#### Exercise materials:
'''

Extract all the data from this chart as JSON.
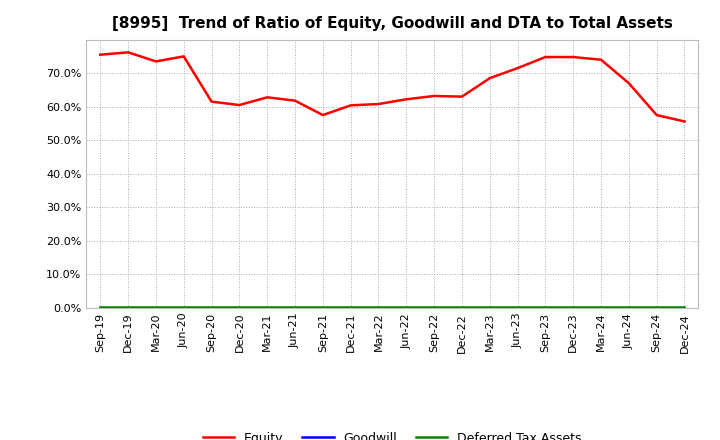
{
  "title": "[8995]  Trend of Ratio of Equity, Goodwill and DTA to Total Assets",
  "x_labels": [
    "Sep-19",
    "Dec-19",
    "Mar-20",
    "Jun-20",
    "Sep-20",
    "Dec-20",
    "Mar-21",
    "Jun-21",
    "Sep-21",
    "Dec-21",
    "Mar-22",
    "Jun-22",
    "Sep-22",
    "Dec-22",
    "Mar-23",
    "Jun-23",
    "Sep-23",
    "Dec-23",
    "Mar-24",
    "Jun-24",
    "Sep-24",
    "Dec-24"
  ],
  "equity": [
    0.755,
    0.762,
    0.735,
    0.75,
    0.615,
    0.605,
    0.628,
    0.618,
    0.575,
    0.604,
    0.608,
    0.622,
    0.632,
    0.63,
    0.685,
    0.715,
    0.748,
    0.748,
    0.74,
    0.67,
    0.575,
    0.556
  ],
  "goodwill": [
    0.0,
    0.0,
    0.0,
    0.0,
    0.0,
    0.0,
    0.0,
    0.0,
    0.0,
    0.0,
    0.0,
    0.0,
    0.0,
    0.0,
    0.0,
    0.0,
    0.0,
    0.0,
    0.0,
    0.0,
    0.0,
    0.0
  ],
  "dta": [
    0.002,
    0.002,
    0.002,
    0.002,
    0.002,
    0.002,
    0.002,
    0.002,
    0.002,
    0.002,
    0.002,
    0.002,
    0.002,
    0.002,
    0.002,
    0.002,
    0.002,
    0.002,
    0.002,
    0.002,
    0.002,
    0.002
  ],
  "equity_color": "#FF0000",
  "goodwill_color": "#0000FF",
  "dta_color": "#008000",
  "ylim": [
    0.0,
    0.8
  ],
  "yticks": [
    0.0,
    0.1,
    0.2,
    0.3,
    0.4,
    0.5,
    0.6,
    0.7
  ],
  "background_color": "#FFFFFF",
  "plot_bg_color": "#FFFFFF",
  "grid_color": "#AAAAAA",
  "title_fontsize": 11,
  "tick_fontsize": 8,
  "legend_labels": [
    "Equity",
    "Goodwill",
    "Deferred Tax Assets"
  ]
}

'''

#### Written request:
Strip out the pictures and quote the remaining data word for word.

#### Result below:
Extract all the data from this chart as JSON.
{
  "title": "[8995]  Trend of Ratio of Equity, Goodwill and DTA to Total Assets",
  "x_labels": [
    "Sep-19",
    "Dec-19",
    "Mar-20",
    "Jun-20",
    "Sep-20",
    "Dec-20",
    "Mar-21",
    "Jun-21",
    "Sep-21",
    "Dec-21",
    "Mar-22",
    "Jun-22",
    "Sep-22",
    "Dec-22",
    "Mar-23",
    "Jun-23",
    "Sep-23",
    "Dec-23",
    "Mar-24",
    "Jun-24",
    "Sep-24",
    "Dec-24"
  ],
  "equity": [
    0.755,
    0.762,
    0.735,
    0.75,
    0.615,
    0.605,
    0.628,
    0.618,
    0.575,
    0.604,
    0.608,
    0.622,
    0.632,
    0.63,
    0.685,
    0.715,
    0.748,
    0.748,
    0.74,
    0.67,
    0.575,
    0.556
  ],
  "goodwill": [
    0.0,
    0.0,
    0.0,
    0.0,
    0.0,
    0.0,
    0.0,
    0.0,
    0.0,
    0.0,
    0.0,
    0.0,
    0.0,
    0.0,
    0.0,
    0.0,
    0.0,
    0.0,
    0.0,
    0.0,
    0.0,
    0.0
  ],
  "dta": [
    0.002,
    0.002,
    0.002,
    0.002,
    0.002,
    0.002,
    0.002,
    0.002,
    0.002,
    0.002,
    0.002,
    0.002,
    0.002,
    0.002,
    0.002,
    0.002,
    0.002,
    0.002,
    0.002,
    0.002,
    0.002,
    0.002
  ],
  "equity_color": "#FF0000",
  "goodwill_color": "#0000FF",
  "dta_color": "#008000",
  "ylim": [
    0.0,
    0.8
  ],
  "yticks": [
    0.0,
    0.1,
    0.2,
    0.3,
    0.4,
    0.5,
    0.6,
    0.7
  ],
  "background_color": "#FFFFFF",
  "plot_bg_color": "#FFFFFF",
  "grid_color": "#AAAAAA",
  "title_fontsize": 11,
  "tick_fontsize": 8,
  "legend_labels": [
    "Equity",
    "Goodwill",
    "Deferred Tax Assets"
  ]
}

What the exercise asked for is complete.